EXERCISE GOAL →
Leave the pictures out. Return all other data exactly.
* Begin GIVEN INFORMATION *
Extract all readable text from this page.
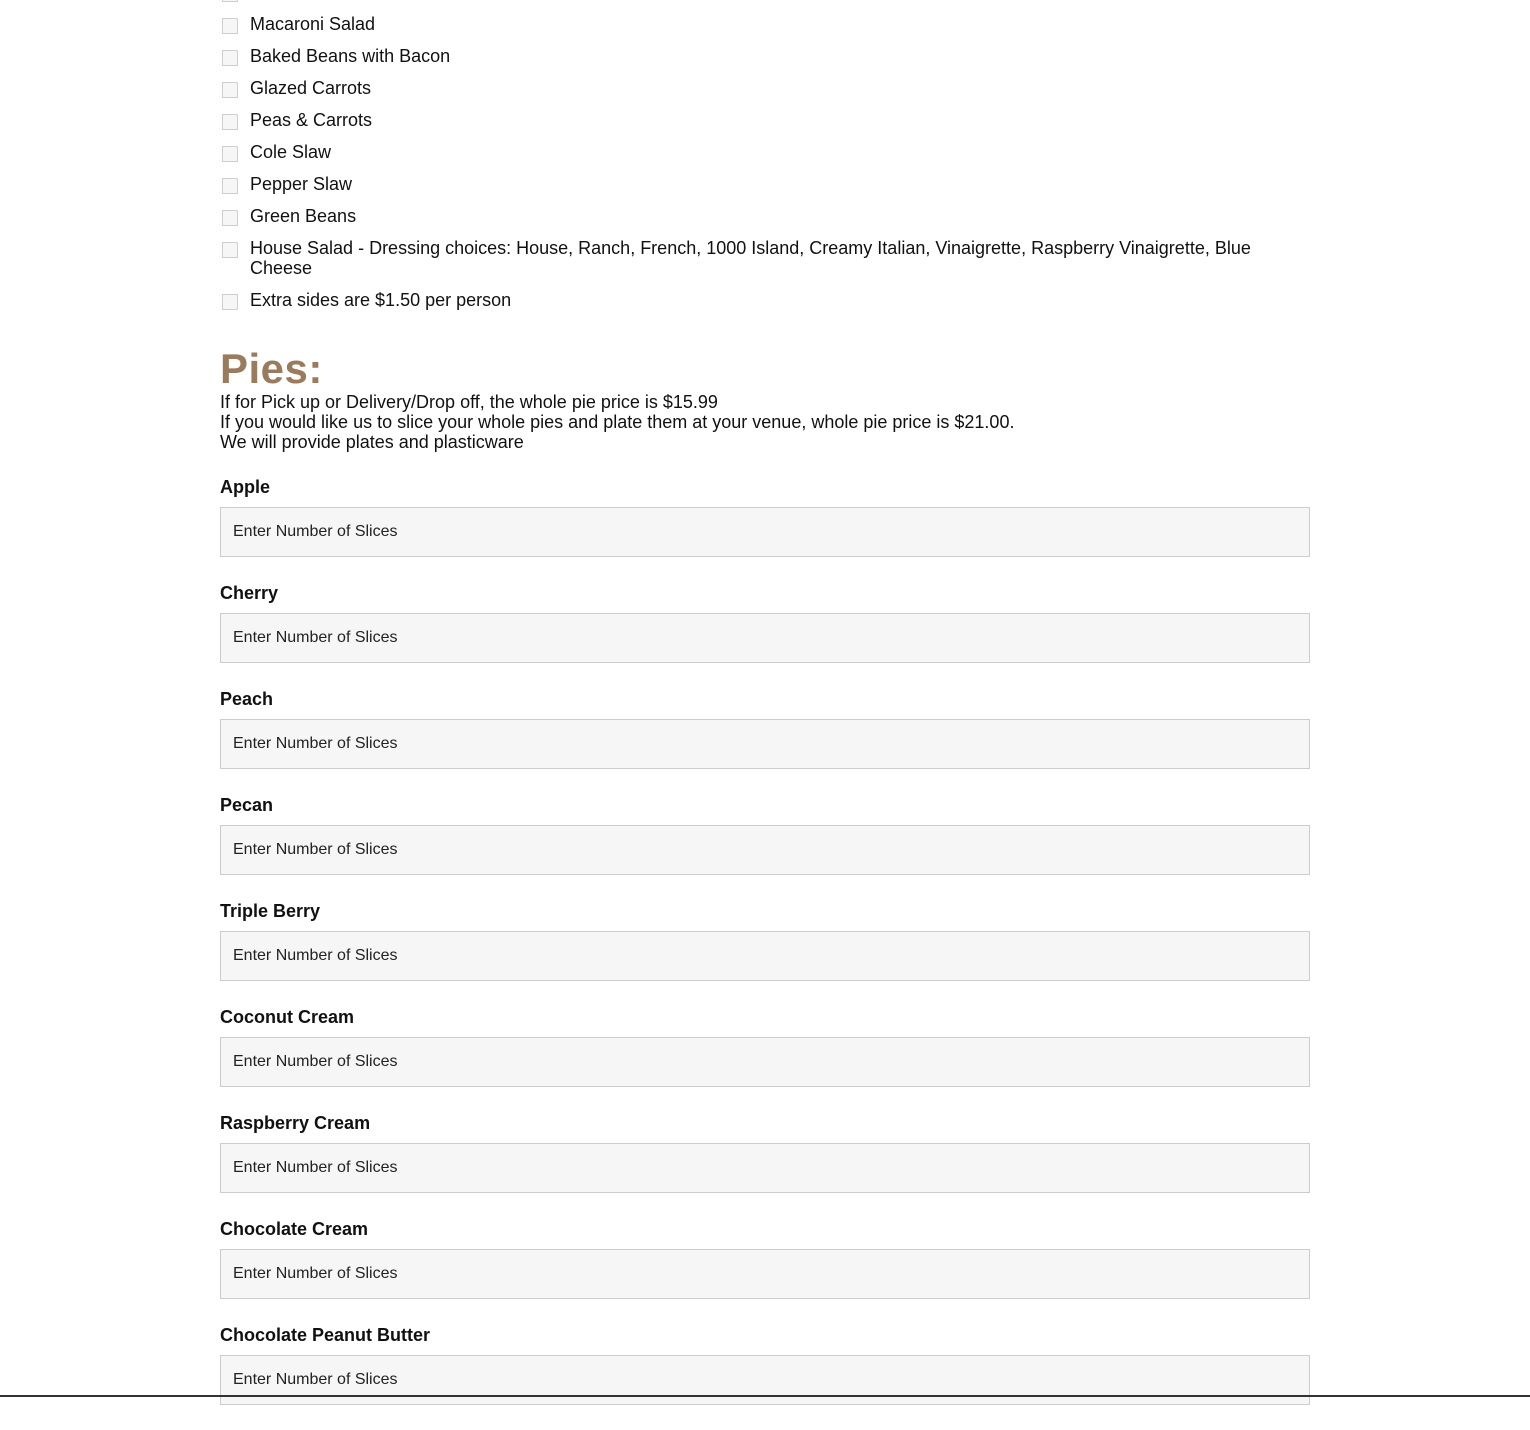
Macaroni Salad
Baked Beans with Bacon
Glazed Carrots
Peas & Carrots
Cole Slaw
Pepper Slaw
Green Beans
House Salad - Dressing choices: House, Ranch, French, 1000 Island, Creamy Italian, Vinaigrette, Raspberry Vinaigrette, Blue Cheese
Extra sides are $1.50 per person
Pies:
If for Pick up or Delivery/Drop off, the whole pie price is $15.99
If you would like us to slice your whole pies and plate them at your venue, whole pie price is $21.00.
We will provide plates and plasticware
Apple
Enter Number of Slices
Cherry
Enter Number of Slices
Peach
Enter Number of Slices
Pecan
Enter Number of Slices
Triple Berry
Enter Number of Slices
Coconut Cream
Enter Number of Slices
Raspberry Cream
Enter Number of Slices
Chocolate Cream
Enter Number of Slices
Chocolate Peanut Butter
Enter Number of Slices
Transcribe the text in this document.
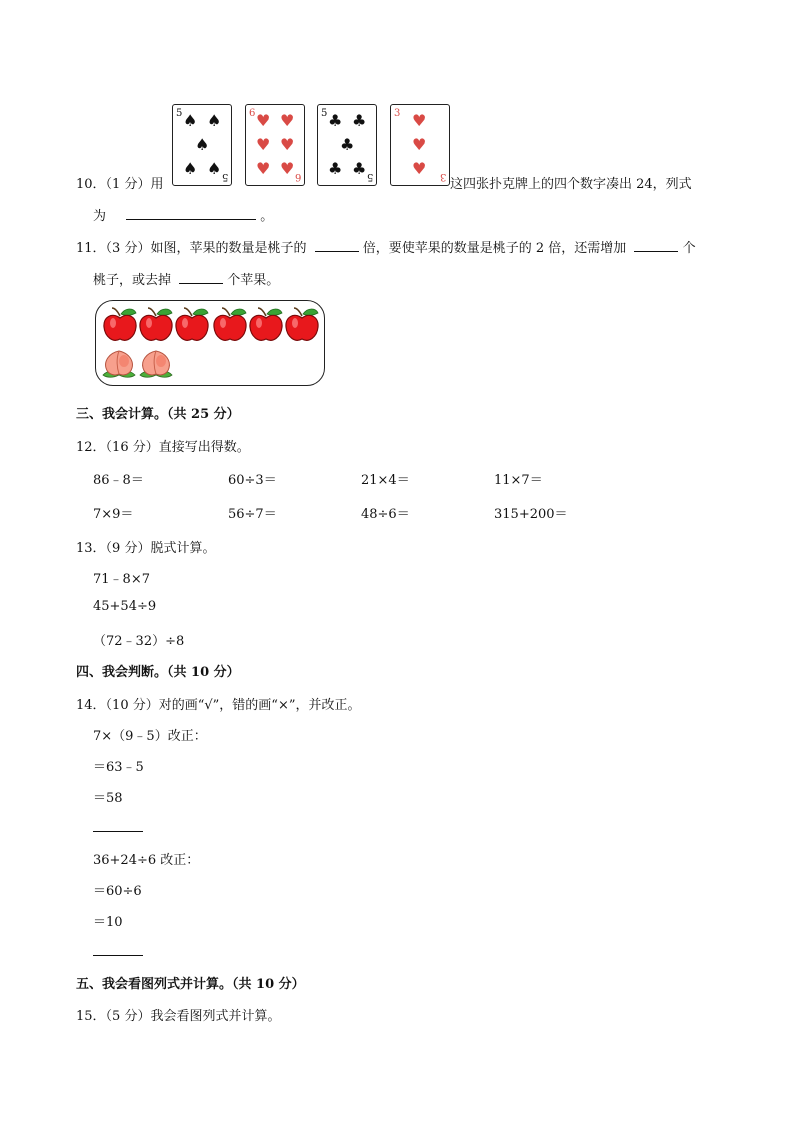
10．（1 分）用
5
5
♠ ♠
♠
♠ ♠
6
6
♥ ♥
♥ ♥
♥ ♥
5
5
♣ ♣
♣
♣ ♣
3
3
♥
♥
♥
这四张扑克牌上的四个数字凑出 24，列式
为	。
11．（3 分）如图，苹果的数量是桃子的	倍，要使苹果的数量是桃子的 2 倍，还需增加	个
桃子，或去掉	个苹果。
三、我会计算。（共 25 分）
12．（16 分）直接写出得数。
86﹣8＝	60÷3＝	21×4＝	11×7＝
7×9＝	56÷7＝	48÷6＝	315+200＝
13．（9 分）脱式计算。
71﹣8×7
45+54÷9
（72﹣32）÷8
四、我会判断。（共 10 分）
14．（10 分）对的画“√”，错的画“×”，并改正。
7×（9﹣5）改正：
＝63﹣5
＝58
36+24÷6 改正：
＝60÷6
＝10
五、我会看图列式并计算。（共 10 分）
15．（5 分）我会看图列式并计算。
* End GIVEN INFORMATION *
OUTPUT OF THE TASK →
Extract all readable text from this page.
Macaroni Salad
Baked Beans with Bacon
Glazed Carrots
Peas & Carrots
Cole Slaw
Pepper Slaw
Green Beans
House Salad - Dressing choices: House, Ranch, French, 1000 Island, Creamy Italian, Vinaigrette, Raspberry Vinaigrette, Blue Cheese
Extra sides are $1.50 per person
Pies:
If for Pick up or Delivery/Drop off, the whole pie price is $15.99
If you would like us to slice your whole pies and plate them at your venue, whole pie price is $21.00.
We will provide plates and plasticware
Apple
Enter Number of Slices
Cherry
Enter Number of Slices
Peach
Enter Number of Slices
Pecan
Enter Number of Slices
Triple Berry
Enter Number of Slices
Coconut Cream
Enter Number of Slices
Raspberry Cream
Enter Number of Slices
Chocolate Cream
Enter Number of Slices
Chocolate Peanut Butter
Enter Number of Slices
Transcribe the text in this document.
10．（1 分）用
5
5
♠ ♠
♠
♠ ♠
6
6
♥ ♥
♥ ♥
♥ ♥
5
5
♣ ♣
♣
♣ ♣
3
3
♥
♥
♥
这四张扑克牌上的四个数字凑出 24，列式
为	。
11．（3 分）如图，苹果的数量是桃子的	倍，要使苹果的数量是桃子的 2 倍，还需增加	个
桃子，或去掉	个苹果。
三、我会计算。（共 25 分）
12．（16 分）直接写出得数。
86﹣8＝	60÷3＝	21×4＝	11×7＝
7×9＝	56÷7＝	48÷6＝	315+200＝
13．（9 分）脱式计算。
71﹣8×7
45+54÷9
（72﹣32）÷8
四、我会判断。（共 10 分）
14．（10 分）对的画“√”，错的画“×”，并改正。
7×（9﹣5）改正：
＝63﹣5
＝58
36+24÷6 改正：
＝60÷6
＝10
五、我会看图列式并计算。（共 10 分）
15．（5 分）我会看图列式并计算。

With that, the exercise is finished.